● WHAT THIS EXERCISE ASKS:
- 1) In the article on browser security scores, reproduce the span from "Microsoft today launched" up to and including "older Web browsers.", swapping "website" for "web portal".
- 2) Answer the following from the article on browser security scores:
(a) Data from how many systems does the Microsoft Security Intelligence Report Volume 11 analyze?
(b) According to Net Applications, what share of PCs connecting to the Web use an outdated version of their browser?
(c) On what scale do the scores range?

● SUPPLIED TEXT:
-=-=-=-=-
Microsoft today launched a website that cranks out security scores for the various editions of its own Internet Explorer as well as browsers built by rivals Google and Mozilla.
The company today launched the YourBrowserMatters.org website to help protect users from the dangers of using an out of date browser.
According to the latest Microsoft Security Intelligence Report Volume 11, which analyzes data from over 600 million systems in more than 100 countries, the biggest threats stem from clever "socially engineered" malware targeting outdated software, such as older Web browsers.
This last point is particularly concerning because data from Net Applications shows that about a quarter of all PCs connecting to the Web are using an outdated version of their browser. With that in mind, Microsoft partnered with the Anti-Phishing League, Identity Theft Council, and Online Trust Alliance to raise awareness of the critical role browsers play in online security and make it as easy as possible for people to protect themselves.
"YourBrowserMatters.org is a resource for anyone who wants to improve their online security and increase their protection from socially engineered malware threats like phishing attacks," said Roger Capriotti, Microsoft's chief IE marketing executive, in a Tuesday blog.
Scores range on a scale of 0 to 4, and they are calculated using data from the Security Intelligence Report as well as what experts such as the Anti-Phishing League, Identity Theft Council, and Online Trust Alliance believe to be the most important aspects of browser security. This means browsers that provide better protection against the most common threats - such as socially engineered malware - will receive a higher score.
-=-=-=-=-
● DATA EXCERPTS:
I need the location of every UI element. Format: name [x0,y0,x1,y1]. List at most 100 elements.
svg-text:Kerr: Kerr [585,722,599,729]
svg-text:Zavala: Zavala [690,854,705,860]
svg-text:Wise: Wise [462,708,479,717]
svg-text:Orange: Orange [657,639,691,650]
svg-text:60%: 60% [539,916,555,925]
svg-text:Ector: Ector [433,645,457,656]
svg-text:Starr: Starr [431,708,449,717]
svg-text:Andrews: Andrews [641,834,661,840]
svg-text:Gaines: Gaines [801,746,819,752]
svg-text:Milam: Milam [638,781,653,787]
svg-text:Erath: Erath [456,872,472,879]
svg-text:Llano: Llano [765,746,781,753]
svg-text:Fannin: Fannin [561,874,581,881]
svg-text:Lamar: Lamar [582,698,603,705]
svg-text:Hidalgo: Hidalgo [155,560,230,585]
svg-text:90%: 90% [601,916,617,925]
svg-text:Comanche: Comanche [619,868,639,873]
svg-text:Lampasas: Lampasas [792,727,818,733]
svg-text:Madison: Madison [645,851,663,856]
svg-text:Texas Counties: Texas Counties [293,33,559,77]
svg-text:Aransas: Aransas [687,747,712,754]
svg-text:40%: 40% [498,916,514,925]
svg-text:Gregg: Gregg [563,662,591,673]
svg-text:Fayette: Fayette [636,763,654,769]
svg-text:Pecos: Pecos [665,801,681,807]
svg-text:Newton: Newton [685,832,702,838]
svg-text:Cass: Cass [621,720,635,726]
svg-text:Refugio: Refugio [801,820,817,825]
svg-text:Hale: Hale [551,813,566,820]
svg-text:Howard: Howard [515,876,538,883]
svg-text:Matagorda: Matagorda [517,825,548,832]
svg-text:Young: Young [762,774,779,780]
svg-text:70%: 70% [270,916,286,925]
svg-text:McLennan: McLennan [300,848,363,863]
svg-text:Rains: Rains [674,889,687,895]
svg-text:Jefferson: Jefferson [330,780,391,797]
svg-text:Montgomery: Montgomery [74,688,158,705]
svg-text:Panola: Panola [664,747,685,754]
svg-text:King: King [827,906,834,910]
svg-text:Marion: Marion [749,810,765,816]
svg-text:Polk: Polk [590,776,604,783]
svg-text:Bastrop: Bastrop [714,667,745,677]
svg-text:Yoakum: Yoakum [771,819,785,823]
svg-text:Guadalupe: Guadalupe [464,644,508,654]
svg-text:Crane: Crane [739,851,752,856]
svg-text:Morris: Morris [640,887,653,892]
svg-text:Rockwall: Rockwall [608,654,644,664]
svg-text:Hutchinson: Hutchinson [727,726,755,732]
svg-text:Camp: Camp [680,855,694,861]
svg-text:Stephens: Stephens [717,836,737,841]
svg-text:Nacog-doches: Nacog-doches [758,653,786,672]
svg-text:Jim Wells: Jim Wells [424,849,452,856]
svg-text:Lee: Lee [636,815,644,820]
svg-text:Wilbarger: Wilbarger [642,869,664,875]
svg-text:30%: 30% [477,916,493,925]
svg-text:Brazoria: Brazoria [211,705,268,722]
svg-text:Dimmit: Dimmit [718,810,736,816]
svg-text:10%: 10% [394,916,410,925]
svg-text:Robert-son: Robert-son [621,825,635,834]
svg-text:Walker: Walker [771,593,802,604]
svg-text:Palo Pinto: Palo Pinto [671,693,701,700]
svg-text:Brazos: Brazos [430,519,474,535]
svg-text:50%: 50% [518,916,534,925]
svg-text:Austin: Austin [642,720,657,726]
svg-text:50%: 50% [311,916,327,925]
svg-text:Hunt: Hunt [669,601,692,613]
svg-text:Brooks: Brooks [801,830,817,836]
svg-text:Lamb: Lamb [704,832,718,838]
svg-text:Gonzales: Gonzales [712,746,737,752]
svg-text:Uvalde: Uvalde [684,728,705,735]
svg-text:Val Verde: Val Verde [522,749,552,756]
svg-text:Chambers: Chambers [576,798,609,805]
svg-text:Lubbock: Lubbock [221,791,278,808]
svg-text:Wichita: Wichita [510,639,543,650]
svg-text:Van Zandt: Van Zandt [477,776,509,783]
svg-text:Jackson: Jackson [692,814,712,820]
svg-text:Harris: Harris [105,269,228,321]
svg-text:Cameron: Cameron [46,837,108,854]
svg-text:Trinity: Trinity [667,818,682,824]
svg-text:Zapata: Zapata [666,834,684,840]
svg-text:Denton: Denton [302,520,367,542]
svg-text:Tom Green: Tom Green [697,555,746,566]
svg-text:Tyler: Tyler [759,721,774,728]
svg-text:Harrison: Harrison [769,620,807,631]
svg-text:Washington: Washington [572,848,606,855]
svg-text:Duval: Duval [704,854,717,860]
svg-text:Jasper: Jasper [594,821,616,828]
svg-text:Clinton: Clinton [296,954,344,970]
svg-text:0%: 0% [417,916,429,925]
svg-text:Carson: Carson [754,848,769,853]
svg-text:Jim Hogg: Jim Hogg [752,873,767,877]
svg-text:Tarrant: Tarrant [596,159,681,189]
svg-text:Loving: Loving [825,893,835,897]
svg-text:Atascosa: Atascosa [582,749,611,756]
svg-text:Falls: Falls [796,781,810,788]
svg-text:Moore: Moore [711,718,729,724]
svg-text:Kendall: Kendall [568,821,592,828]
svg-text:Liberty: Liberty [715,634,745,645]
-=-=-=-=-
● ANSWER SECTION:
- 1)
Microsoft today launched a web portal that cranks out security scores for the various editions of its own Internet Explorer as well as browsers built by rivals Google and Mozilla.
The company today launched the YourBrowserMatters.org web portal to help protect users from the dangers of using an out of date browser.
According to the latest Microsoft Security Intelligence Report Volume 11, which analyzes data from over 600 million systems in more than 100 countries, the biggest threats stem from clever "socially engineered" malware targeting outdated software, such as older Web browsers.

- 2)
(a) Over 600 million systems.
(b) About a quarter.
(c) 0 to 4.